*TASK DIRECTIONS*.
In the essay below about finding home, reproduce word for word the passage between "Looking through a" and "I really belong?", inclusive.

*TEXT TO READ*.
This question is current for me, as I start to look ahead, further out than I’ve ever looked.
Looking through a telescope at the far horizon seems to be a function of aging. As my California circle gets smaller and smaller and my global circle larger, the question comes up: Where do I really belong?
The answer isn’t simple.
My husband would be more than happy living full-time in our small second home in our hometown. He IS and always has been a Rochesterian, the place embossed upon him like a brand, even when he purported to hate it. Home, it says.
I called no place “home”
Me? Not so much. The place passed over me. Not like the plague, exactly, but it never did touch me in that way. I do love being there some of the time, but it’s never been home. Not even when I was too young to understand I had choices and that I could call someplace else home.
No, even then, I called no place home.
Not Tallahassee, Fla. or Tampa, Fla., both places I lived for significant periods of time.
No.
But, as it turns out, I DID find home.
California is home and I am…aCalifornian.

*DATA EXTRACT*.
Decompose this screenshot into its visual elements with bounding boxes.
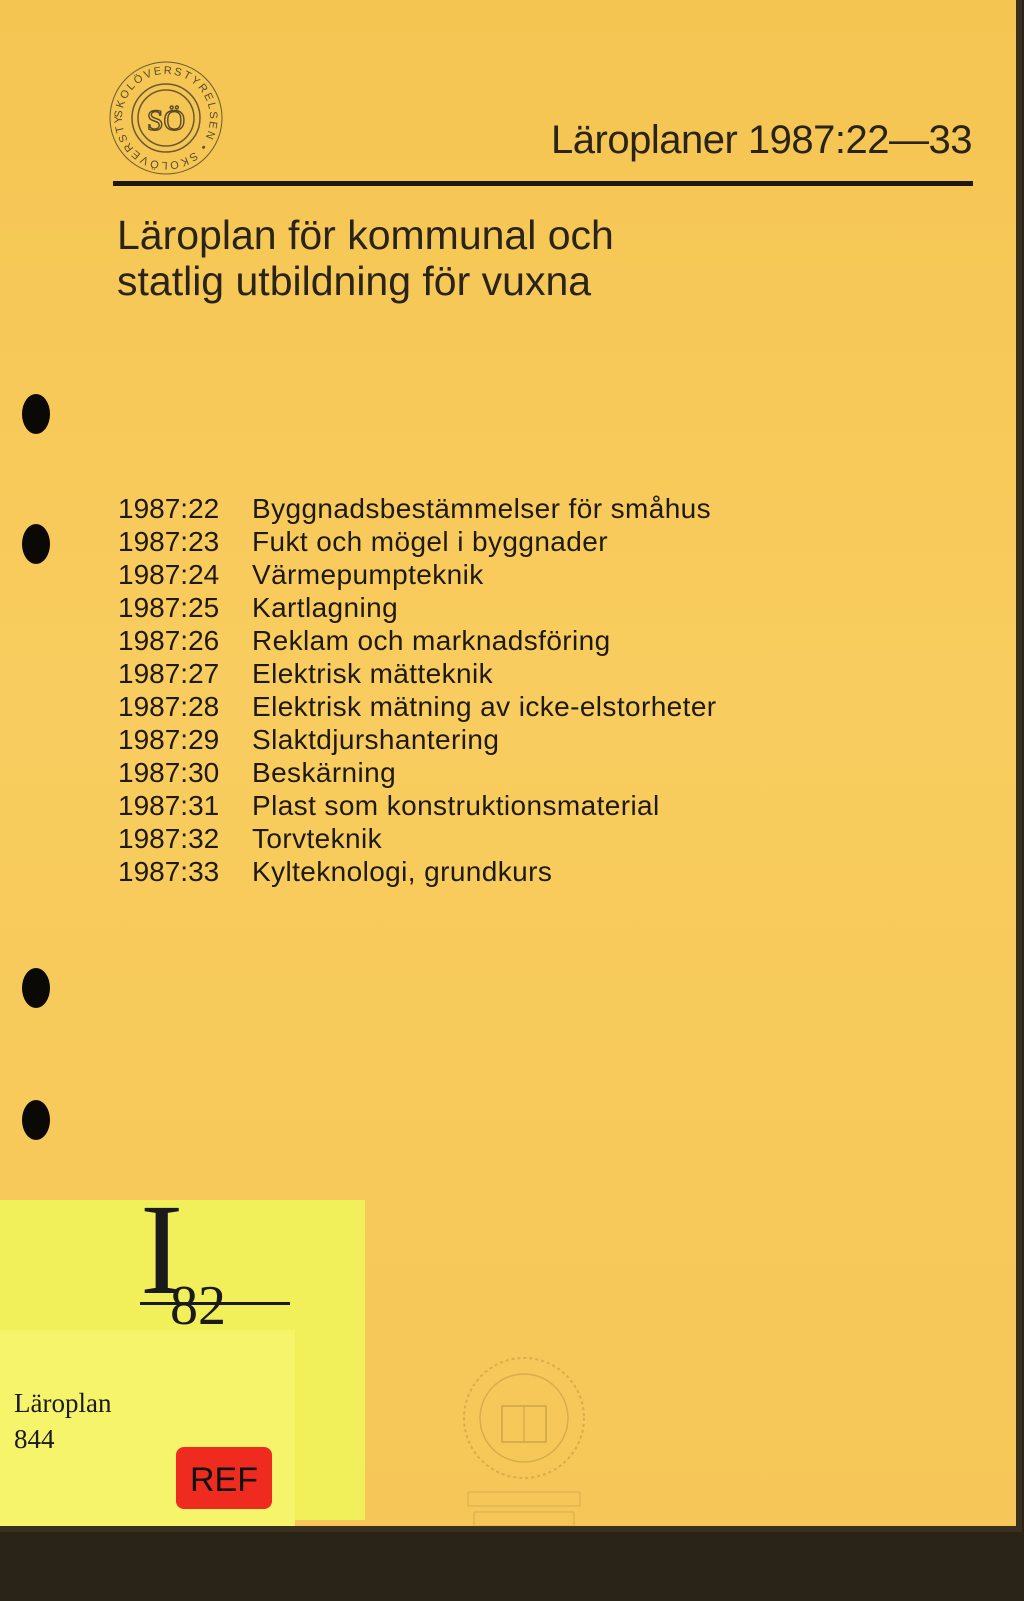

*COMPLETE OUTPUT*.
Looking through a telescope at the far horizon seems to be a function of aging. As my California circle gets smaller and smaller and my global circle larger, the question comes up: Where do I really belong?